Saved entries
• • • •

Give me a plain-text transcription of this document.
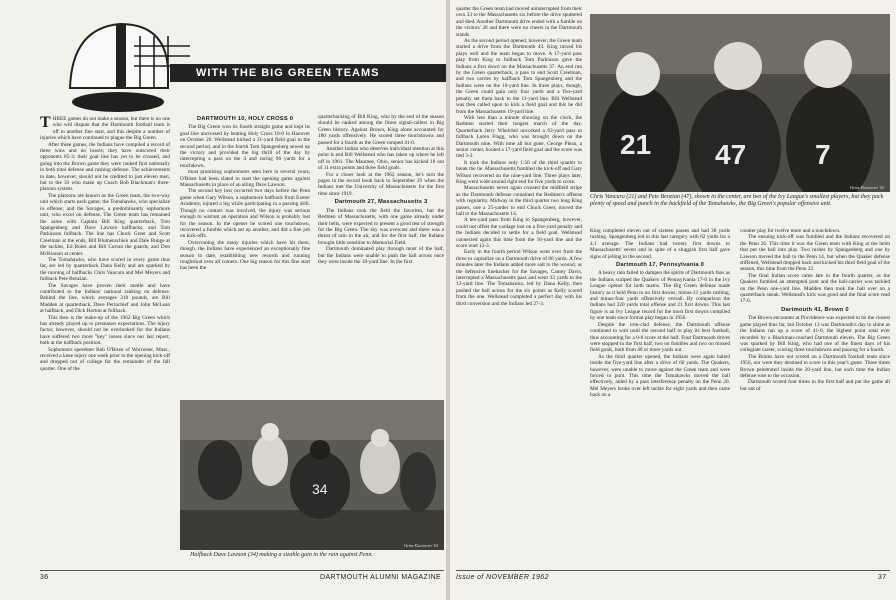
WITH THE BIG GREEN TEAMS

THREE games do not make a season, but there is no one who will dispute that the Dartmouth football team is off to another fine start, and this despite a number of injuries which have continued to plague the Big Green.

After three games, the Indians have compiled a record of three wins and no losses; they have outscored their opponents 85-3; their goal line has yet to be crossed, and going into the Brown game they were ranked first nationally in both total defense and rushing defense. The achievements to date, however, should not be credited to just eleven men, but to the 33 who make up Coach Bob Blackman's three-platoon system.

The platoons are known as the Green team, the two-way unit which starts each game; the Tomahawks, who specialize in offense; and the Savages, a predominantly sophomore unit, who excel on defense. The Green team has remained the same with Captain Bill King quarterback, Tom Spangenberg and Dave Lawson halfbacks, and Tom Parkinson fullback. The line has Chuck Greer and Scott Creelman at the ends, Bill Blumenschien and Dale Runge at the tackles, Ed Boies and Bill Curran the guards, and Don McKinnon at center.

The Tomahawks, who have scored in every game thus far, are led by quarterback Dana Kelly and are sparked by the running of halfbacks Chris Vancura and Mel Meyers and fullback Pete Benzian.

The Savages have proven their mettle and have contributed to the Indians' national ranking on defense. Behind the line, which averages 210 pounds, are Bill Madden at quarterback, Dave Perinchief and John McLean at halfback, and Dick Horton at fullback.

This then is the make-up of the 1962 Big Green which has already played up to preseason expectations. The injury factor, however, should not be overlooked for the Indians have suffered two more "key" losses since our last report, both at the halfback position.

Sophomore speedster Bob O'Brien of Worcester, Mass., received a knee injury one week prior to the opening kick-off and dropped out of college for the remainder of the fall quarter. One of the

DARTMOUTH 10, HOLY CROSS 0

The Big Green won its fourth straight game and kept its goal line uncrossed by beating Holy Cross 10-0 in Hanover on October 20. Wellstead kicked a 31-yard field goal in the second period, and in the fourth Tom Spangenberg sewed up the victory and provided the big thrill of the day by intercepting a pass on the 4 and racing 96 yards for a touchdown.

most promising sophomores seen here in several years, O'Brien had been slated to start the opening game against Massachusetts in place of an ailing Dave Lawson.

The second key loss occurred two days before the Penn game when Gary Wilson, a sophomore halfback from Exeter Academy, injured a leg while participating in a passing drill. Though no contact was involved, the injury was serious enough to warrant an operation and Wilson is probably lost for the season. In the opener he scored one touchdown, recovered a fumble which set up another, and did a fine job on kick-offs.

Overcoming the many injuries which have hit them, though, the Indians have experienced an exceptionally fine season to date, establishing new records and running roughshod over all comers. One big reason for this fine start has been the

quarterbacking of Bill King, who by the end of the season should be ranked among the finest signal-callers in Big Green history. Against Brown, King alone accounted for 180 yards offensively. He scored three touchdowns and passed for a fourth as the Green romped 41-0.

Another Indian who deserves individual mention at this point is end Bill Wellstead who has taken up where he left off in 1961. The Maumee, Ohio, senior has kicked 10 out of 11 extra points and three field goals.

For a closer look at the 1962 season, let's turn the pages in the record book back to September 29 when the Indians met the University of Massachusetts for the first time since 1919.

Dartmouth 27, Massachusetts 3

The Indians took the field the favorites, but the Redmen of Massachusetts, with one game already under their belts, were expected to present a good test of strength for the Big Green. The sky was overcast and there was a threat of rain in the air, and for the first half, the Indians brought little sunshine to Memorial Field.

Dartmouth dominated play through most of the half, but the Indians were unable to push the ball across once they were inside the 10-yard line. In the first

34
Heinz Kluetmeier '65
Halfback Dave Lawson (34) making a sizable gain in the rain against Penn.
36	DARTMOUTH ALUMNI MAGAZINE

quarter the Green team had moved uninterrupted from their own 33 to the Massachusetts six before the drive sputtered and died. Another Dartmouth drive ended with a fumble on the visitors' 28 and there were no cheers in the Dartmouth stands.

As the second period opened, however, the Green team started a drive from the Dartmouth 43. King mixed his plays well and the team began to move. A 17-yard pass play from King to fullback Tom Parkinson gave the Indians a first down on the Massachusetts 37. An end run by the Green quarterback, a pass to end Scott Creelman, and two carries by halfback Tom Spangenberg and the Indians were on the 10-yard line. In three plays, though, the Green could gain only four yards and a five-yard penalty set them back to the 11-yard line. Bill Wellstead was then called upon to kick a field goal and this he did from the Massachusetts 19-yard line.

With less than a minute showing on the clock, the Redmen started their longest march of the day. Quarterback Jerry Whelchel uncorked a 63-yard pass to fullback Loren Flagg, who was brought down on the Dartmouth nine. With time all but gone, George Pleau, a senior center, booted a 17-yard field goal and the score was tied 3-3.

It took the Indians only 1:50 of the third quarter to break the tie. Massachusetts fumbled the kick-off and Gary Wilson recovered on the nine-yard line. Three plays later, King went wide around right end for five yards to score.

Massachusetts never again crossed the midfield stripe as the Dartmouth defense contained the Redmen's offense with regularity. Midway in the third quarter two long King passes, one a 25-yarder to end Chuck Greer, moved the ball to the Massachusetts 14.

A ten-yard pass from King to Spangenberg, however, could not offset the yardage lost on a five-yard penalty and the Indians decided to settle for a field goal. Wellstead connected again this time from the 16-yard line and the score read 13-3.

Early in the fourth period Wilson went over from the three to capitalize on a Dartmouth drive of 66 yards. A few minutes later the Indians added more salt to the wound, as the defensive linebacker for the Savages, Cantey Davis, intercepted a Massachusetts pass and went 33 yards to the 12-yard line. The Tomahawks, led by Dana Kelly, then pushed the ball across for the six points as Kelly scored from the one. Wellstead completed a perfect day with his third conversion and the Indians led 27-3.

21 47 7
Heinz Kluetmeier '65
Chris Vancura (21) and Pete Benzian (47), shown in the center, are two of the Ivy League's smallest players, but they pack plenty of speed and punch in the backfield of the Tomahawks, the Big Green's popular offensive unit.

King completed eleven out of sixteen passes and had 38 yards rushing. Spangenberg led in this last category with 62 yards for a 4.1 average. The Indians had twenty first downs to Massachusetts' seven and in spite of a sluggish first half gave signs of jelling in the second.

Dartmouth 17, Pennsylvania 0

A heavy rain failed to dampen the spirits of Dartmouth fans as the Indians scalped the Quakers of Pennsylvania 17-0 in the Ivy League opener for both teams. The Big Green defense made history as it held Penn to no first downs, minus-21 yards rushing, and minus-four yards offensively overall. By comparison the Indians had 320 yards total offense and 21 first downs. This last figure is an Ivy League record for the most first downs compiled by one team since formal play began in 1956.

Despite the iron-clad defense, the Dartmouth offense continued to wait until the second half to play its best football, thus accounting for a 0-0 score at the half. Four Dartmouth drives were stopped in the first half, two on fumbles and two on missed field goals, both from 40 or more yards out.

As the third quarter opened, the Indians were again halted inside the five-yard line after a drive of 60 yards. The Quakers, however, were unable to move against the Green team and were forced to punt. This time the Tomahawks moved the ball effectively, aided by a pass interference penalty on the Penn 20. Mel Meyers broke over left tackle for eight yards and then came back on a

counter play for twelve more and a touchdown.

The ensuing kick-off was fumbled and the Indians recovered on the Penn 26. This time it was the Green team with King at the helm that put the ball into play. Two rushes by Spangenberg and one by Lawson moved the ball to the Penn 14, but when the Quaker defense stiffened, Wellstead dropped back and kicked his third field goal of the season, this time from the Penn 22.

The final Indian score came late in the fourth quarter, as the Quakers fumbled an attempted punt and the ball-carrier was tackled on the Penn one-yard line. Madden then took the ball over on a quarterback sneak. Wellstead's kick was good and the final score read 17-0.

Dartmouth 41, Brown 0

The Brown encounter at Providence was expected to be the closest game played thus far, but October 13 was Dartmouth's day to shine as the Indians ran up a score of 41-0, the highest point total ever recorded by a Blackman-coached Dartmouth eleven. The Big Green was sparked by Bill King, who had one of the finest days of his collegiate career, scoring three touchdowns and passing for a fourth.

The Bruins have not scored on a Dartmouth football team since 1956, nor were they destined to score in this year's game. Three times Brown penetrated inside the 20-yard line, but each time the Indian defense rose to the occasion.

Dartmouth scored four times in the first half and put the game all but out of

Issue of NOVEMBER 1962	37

• • • •

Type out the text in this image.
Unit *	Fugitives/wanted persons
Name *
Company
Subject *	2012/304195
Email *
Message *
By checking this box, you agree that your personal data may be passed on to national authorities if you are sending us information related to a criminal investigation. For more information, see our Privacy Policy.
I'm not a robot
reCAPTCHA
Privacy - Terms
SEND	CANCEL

• • • •

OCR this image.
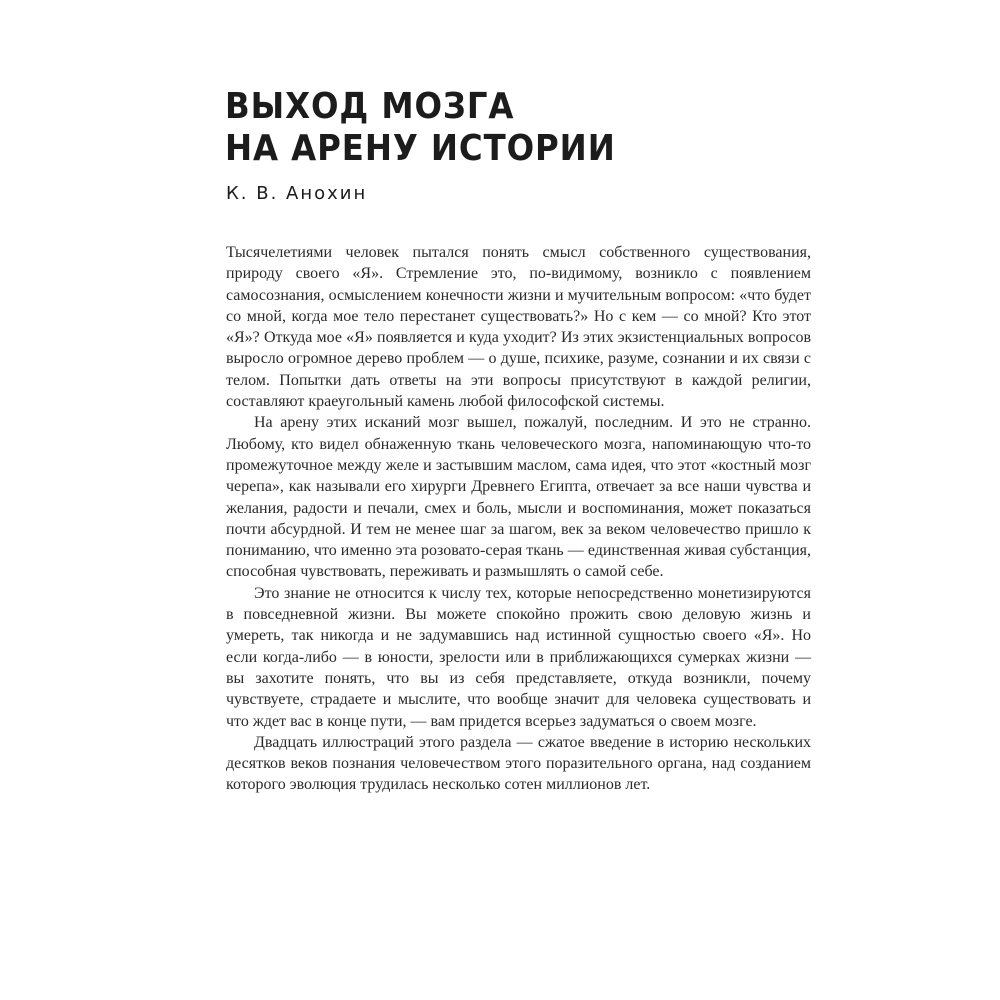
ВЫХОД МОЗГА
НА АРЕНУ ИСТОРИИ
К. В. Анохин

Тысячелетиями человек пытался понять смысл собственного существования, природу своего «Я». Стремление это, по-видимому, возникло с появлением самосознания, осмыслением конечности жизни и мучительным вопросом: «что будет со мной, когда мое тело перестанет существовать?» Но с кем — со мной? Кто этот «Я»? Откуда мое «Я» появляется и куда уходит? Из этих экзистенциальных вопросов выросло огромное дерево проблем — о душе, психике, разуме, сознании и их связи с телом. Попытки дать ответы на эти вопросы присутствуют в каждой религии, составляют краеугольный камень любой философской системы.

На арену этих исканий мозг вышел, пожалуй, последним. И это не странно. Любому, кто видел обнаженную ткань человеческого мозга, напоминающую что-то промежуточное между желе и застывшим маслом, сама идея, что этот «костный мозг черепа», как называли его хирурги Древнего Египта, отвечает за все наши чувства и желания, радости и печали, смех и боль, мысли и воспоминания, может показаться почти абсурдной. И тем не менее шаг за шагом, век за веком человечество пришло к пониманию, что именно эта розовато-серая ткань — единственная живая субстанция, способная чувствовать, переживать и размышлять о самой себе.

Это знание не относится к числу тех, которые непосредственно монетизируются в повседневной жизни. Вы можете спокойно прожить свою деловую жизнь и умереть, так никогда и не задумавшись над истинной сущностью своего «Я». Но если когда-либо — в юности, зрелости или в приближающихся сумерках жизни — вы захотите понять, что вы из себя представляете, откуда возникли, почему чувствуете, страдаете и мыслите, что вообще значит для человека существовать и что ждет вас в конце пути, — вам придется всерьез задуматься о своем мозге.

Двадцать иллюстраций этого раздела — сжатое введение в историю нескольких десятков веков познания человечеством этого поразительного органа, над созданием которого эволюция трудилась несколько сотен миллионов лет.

• • • •

Written request: Look for the word "kicked" in every line of the listing and copy the lines that have it.

Task response:
The Big Green won its fourth straight game and kept its goal line uncrossed by beating Holy Cross 10-0 in Hanover on October 20. Wellstead kicked a 31-yard field goal in the second period, and in the fourth Tom Spangenberg sewed up the victory and provided the big thrill of the day by intercepting a pass on the 4 and racing 96 yards for a touchdown.
Another Indian who deserves individual mention at this point is end Bill Wellstead who has taken up where he left off in 1961. The Maumee, Ohio, senior has kicked 10 out of 11 extra points and three field goals.
The ensuing kick-off was fumbled and the Indians recovered on the Penn 26. This time it was the Green team with King at the helm that put the ball into play. Two rushes by Spangenberg and one by Lawson moved the ball to the Penn 14, but when the Quaker defense stiffened, Wellstead dropped back and kicked his third field goal of the season, this time from the Penn 22.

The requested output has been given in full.